• _Exercise material_:

============

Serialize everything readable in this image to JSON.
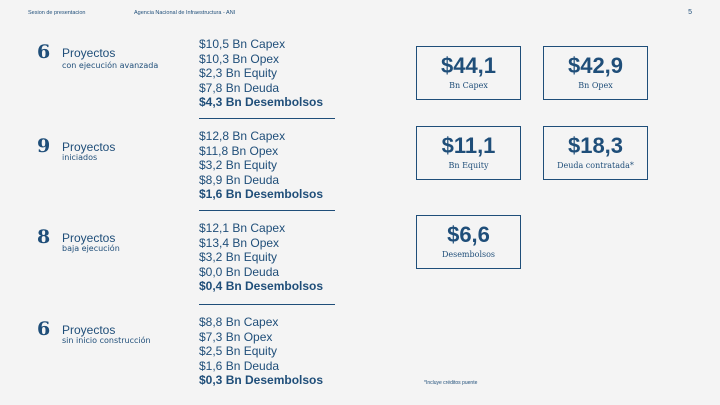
{
  "header": {
    "section": "Sesion de presentacion",
    "agency": "Agencia Nacional de Infraestructura - ANI",
    "page": "5"
  },
  "projects": [
    {
      "count": "6",
      "title": "Proyectos",
      "subtitle": "con ejecución avanzada",
      "capex": "$10,5 Bn Capex",
      "opex": "$10,3 Bn Opex",
      "equity": "$2,3 Bn Equity",
      "debt": "$7,8 Bn Deuda",
      "disb": "$4,3 Bn Desembolsos"
    },
    {
      "count": "9",
      "title": "Proyectos",
      "subtitle": "iniciados",
      "capex": "$12,8 Bn Capex",
      "opex": "$11,8 Bn Opex",
      "equity": "$3,2 Bn Equity",
      "debt": "$8,9 Bn Deuda",
      "disb": "$1,6 Bn Desembolsos"
    },
    {
      "count": "8",
      "title": "Proyectos",
      "subtitle": "baja ejecución",
      "capex": "$12,1 Bn Capex",
      "opex": "$13,4 Bn Opex",
      "equity": "$3,2 Bn Equity",
      "debt": "$0,0 Bn Deuda",
      "disb": "$0,4 Bn Desembolsos"
    },
    {
      "count": "6",
      "title": "Proyectos",
      "subtitle": "sin inicio construcción",
      "capex": "$8,8 Bn Capex",
      "opex": "$7,3 Bn Opex",
      "equity": "$2,5 Bn Equity",
      "debt": "$1,6 Bn Deuda",
      "disb": "$0,3 Bn Desembolsos"
    }
  ],
  "totals": {
    "capex": {
      "value": "$44,1",
      "label": "Bn Capex"
    },
    "opex": {
      "value": "$42,9",
      "label": "Bn Opex"
    },
    "equity": {
      "value": "$11,1",
      "label": "Bn Equity"
    },
    "debt": {
      "value": "$18,3",
      "label": "Deuda contratada*"
    },
    "disb": {
      "value": "$6,6",
      "label": "Desembolsos"
    }
  },
  "footnote": "*Incluye créditos puente",
  "colors": {
    "primary": "#1f4e79",
    "background": "#f4f4f4"
  }
}
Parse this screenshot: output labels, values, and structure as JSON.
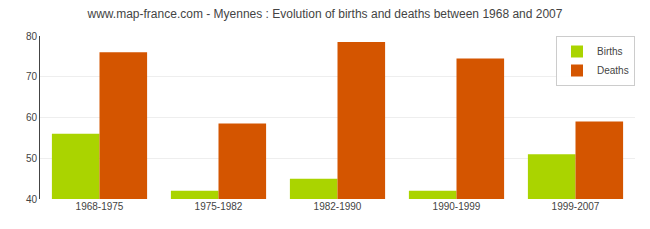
{
  "chart_data": {
    "type": "bar",
    "title": "www.map-france.com - Myennes : Evolution of births and deaths between 1968 and 2007",
    "categories": [
      "1968-1975",
      "1975-1982",
      "1982-1990",
      "1990-1999",
      "1999-2007"
    ],
    "series": [
      {
        "name": "Births",
        "color": "#aad400",
        "values": [
          56,
          42,
          45,
          42,
          51
        ]
      },
      {
        "name": "Deaths",
        "color": "#d45500",
        "values": [
          76,
          58.5,
          78.5,
          74.5,
          59
        ]
      }
    ],
    "ylim": [
      40,
      80
    ],
    "yticks": [
      40,
      50,
      60,
      70,
      80
    ],
    "grid": true,
    "legend": "upper right"
  }
}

============

• _What needs to be done_: Give back every line exactly as it stands, pictures excluded.

• _Task response_:
Serialize everything readable in this image to JSON.
{
  "header": {
    "section": "Sesion de presentacion",
    "agency": "Agencia Nacional de Infraestructura - ANI",
    "page": "5"
  },
  "projects": [
    {
      "count": "6",
      "title": "Proyectos",
      "subtitle": "con ejecución avanzada",
      "capex": "$10,5 Bn Capex",
      "opex": "$10,3 Bn Opex",
      "equity": "$2,3 Bn Equity",
      "debt": "$7,8 Bn Deuda",
      "disb": "$4,3 Bn Desembolsos"
    },
    {
      "count": "9",
      "title": "Proyectos",
      "subtitle": "iniciados",
      "capex": "$12,8 Bn Capex",
      "opex": "$11,8 Bn Opex",
      "equity": "$3,2 Bn Equity",
      "debt": "$8,9 Bn Deuda",
      "disb": "$1,6 Bn Desembolsos"
    },
    {
      "count": "8",
      "title": "Proyectos",
      "subtitle": "baja ejecución",
      "capex": "$12,1 Bn Capex",
      "opex": "$13,4 Bn Opex",
      "equity": "$3,2 Bn Equity",
      "debt": "$0,0 Bn Deuda",
      "disb": "$0,4 Bn Desembolsos"
    },
    {
      "count": "6",
      "title": "Proyectos",
      "subtitle": "sin inicio construcción",
      "capex": "$8,8 Bn Capex",
      "opex": "$7,3 Bn Opex",
      "equity": "$2,5 Bn Equity",
      "debt": "$1,6 Bn Deuda",
      "disb": "$0,3 Bn Desembolsos"
    }
  ],
  "totals": {
    "capex": {
      "value": "$44,1",
      "label": "Bn Capex"
    },
    "opex": {
      "value": "$42,9",
      "label": "Bn Opex"
    },
    "equity": {
      "value": "$11,1",
      "label": "Bn Equity"
    },
    "debt": {
      "value": "$18,3",
      "label": "Deuda contratada*"
    },
    "disb": {
      "value": "$6,6",
      "label": "Desembolsos"
    }
  },
  "footnote": "*Incluye créditos puente",
  "colors": {
    "primary": "#1f4e79",
    "background": "#f4f4f4"
  }
}
Parse this screenshot: output labels, values, and structure as JSON.
{
  "chart_data": {
    "type": "bar",
    "title": "www.map-france.com - Myennes : Evolution of births and deaths between 1968 and 2007",
    "categories": [
      "1968-1975",
      "1975-1982",
      "1982-1990",
      "1990-1999",
      "1999-2007"
    ],
    "series": [
      {
        "name": "Births",
        "color": "#aad400",
        "values": [
          56,
          42,
          45,
          42,
          51
        ]
      },
      {
        "name": "Deaths",
        "color": "#d45500",
        "values": [
          76,
          58.5,
          78.5,
          74.5,
          59
        ]
      }
    ],
    "ylim": [
      40,
      80
    ],
    "yticks": [
      40,
      50,
      60,
      70,
      80
    ],
    "grid": true,
    "legend": "upper right"
  }
}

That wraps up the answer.